## Start

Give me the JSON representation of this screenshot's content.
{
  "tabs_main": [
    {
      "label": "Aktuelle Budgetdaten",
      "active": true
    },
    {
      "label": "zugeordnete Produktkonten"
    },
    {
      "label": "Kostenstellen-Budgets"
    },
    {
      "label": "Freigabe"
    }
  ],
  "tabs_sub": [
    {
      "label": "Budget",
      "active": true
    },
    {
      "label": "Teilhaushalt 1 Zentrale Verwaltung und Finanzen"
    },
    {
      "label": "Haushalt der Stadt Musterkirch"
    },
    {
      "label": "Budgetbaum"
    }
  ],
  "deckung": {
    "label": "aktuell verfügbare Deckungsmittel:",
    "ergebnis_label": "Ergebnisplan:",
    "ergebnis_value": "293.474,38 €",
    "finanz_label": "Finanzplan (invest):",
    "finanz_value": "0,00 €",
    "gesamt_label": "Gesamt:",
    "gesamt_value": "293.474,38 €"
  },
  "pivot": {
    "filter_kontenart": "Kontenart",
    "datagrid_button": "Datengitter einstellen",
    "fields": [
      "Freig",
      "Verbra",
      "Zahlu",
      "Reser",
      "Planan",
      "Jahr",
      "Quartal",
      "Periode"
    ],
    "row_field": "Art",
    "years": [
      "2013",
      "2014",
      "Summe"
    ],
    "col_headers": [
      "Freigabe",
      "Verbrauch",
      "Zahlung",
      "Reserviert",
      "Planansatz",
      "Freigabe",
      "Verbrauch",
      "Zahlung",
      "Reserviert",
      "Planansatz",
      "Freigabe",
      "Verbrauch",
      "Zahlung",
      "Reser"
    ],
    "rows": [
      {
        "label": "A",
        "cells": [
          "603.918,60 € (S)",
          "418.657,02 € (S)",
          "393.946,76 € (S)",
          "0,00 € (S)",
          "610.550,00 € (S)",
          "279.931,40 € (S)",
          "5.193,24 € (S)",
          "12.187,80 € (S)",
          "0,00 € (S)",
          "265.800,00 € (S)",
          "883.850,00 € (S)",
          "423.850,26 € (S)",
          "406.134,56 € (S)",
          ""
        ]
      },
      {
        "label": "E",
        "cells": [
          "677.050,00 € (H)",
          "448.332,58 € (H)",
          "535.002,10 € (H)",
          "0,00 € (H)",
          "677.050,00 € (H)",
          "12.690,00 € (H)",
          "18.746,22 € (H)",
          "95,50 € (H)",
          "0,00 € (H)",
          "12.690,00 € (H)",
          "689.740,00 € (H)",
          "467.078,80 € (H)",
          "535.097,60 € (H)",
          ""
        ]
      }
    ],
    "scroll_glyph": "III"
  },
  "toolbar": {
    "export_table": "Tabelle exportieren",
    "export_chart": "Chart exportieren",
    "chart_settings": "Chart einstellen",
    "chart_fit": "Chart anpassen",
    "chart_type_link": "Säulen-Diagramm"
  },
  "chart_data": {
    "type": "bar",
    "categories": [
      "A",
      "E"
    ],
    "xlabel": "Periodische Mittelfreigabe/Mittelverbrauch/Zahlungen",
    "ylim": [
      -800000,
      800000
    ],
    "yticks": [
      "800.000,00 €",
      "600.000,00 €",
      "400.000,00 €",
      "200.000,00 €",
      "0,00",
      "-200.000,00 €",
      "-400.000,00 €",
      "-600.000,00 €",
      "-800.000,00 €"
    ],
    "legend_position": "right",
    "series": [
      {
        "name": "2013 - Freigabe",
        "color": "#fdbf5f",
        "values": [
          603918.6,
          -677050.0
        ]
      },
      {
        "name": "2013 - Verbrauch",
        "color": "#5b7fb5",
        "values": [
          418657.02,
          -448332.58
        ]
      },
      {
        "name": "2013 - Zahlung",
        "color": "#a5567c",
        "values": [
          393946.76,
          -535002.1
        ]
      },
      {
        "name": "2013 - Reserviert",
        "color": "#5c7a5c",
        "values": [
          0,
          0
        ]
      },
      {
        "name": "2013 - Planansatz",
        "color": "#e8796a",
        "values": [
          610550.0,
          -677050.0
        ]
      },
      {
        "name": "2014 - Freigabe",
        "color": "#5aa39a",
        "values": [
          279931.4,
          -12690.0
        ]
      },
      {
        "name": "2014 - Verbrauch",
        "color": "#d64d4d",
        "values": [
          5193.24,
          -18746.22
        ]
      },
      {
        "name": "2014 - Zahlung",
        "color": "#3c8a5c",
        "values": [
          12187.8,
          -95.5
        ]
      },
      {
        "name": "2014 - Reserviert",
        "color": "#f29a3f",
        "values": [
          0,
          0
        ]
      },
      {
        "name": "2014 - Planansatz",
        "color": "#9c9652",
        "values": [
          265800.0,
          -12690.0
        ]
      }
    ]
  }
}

## End

▶ Task directions:
Retype all of the entries precisely as they are.

▶ Answer to the exercise:
Give me the JSON representation of this screenshot's content.
{
  "tabs_main": [
    {
      "label": "Aktuelle Budgetdaten",
      "active": true
    },
    {
      "label": "zugeordnete Produktkonten"
    },
    {
      "label": "Kostenstellen-Budgets"
    },
    {
      "label": "Freigabe"
    }
  ],
  "tabs_sub": [
    {
      "label": "Budget",
      "active": true
    },
    {
      "label": "Teilhaushalt 1 Zentrale Verwaltung und Finanzen"
    },
    {
      "label": "Haushalt der Stadt Musterkirch"
    },
    {
      "label": "Budgetbaum"
    }
  ],
  "deckung": {
    "label": "aktuell verfügbare Deckungsmittel:",
    "ergebnis_label": "Ergebnisplan:",
    "ergebnis_value": "293.474,38 €",
    "finanz_label": "Finanzplan (invest):",
    "finanz_value": "0,00 €",
    "gesamt_label": "Gesamt:",
    "gesamt_value": "293.474,38 €"
  },
  "pivot": {
    "filter_kontenart": "Kontenart",
    "datagrid_button": "Datengitter einstellen",
    "fields": [
      "Freig",
      "Verbra",
      "Zahlu",
      "Reser",
      "Planan",
      "Jahr",
      "Quartal",
      "Periode"
    ],
    "row_field": "Art",
    "years": [
      "2013",
      "2014",
      "Summe"
    ],
    "col_headers": [
      "Freigabe",
      "Verbrauch",
      "Zahlung",
      "Reserviert",
      "Planansatz",
      "Freigabe",
      "Verbrauch",
      "Zahlung",
      "Reserviert",
      "Planansatz",
      "Freigabe",
      "Verbrauch",
      "Zahlung",
      "Reser"
    ],
    "rows": [
      {
        "label": "A",
        "cells": [
          "603.918,60 € (S)",
          "418.657,02 € (S)",
          "393.946,76 € (S)",
          "0,00 € (S)",
          "610.550,00 € (S)",
          "279.931,40 € (S)",
          "5.193,24 € (S)",
          "12.187,80 € (S)",
          "0,00 € (S)",
          "265.800,00 € (S)",
          "883.850,00 € (S)",
          "423.850,26 € (S)",
          "406.134,56 € (S)",
          ""
        ]
      },
      {
        "label": "E",
        "cells": [
          "677.050,00 € (H)",
          "448.332,58 € (H)",
          "535.002,10 € (H)",
          "0,00 € (H)",
          "677.050,00 € (H)",
          "12.690,00 € (H)",
          "18.746,22 € (H)",
          "95,50 € (H)",
          "0,00 € (H)",
          "12.690,00 € (H)",
          "689.740,00 € (H)",
          "467.078,80 € (H)",
          "535.097,60 € (H)",
          ""
        ]
      }
    ],
    "scroll_glyph": "III"
  },
  "toolbar": {
    "export_table": "Tabelle exportieren",
    "export_chart": "Chart exportieren",
    "chart_settings": "Chart einstellen",
    "chart_fit": "Chart anpassen",
    "chart_type_link": "Säulen-Diagramm"
  },
  "chart_data": {
    "type": "bar",
    "categories": [
      "A",
      "E"
    ],
    "xlabel": "Periodische Mittelfreigabe/Mittelverbrauch/Zahlungen",
    "ylim": [
      -800000,
      800000
    ],
    "yticks": [
      "800.000,00 €",
      "600.000,00 €",
      "400.000,00 €",
      "200.000,00 €",
      "0,00",
      "-200.000,00 €",
      "-400.000,00 €",
      "-600.000,00 €",
      "-800.000,00 €"
    ],
    "legend_position": "right",
    "series": [
      {
        "name": "2013 - Freigabe",
        "color": "#fdbf5f",
        "values": [
          603918.6,
          -677050.0
        ]
      },
      {
        "name": "2013 - Verbrauch",
        "color": "#5b7fb5",
        "values": [
          418657.02,
          -448332.58
        ]
      },
      {
        "name": "2013 - Zahlung",
        "color": "#a5567c",
        "values": [
          393946.76,
          -535002.1
        ]
      },
      {
        "name": "2013 - Reserviert",
        "color": "#5c7a5c",
        "values": [
          0,
          0
        ]
      },
      {
        "name": "2013 - Planansatz",
        "color": "#e8796a",
        "values": [
          610550.0,
          -677050.0
        ]
      },
      {
        "name": "2014 - Freigabe",
        "color": "#5aa39a",
        "values": [
          279931.4,
          -12690.0
        ]
      },
      {
        "name": "2014 - Verbrauch",
        "color": "#d64d4d",
        "values": [
          5193.24,
          -18746.22
        ]
      },
      {
        "name": "2014 - Zahlung",
        "color": "#3c8a5c",
        "values": [
          12187.8,
          -95.5
        ]
      },
      {
        "name": "2014 - Reserviert",
        "color": "#f29a3f",
        "values": [
          0,
          0
        ]
      },
      {
        "name": "2014 - Planansatz",
        "color": "#9c9652",
        "values": [
          265800.0,
          -12690.0
        ]
      }
    ]
  }
}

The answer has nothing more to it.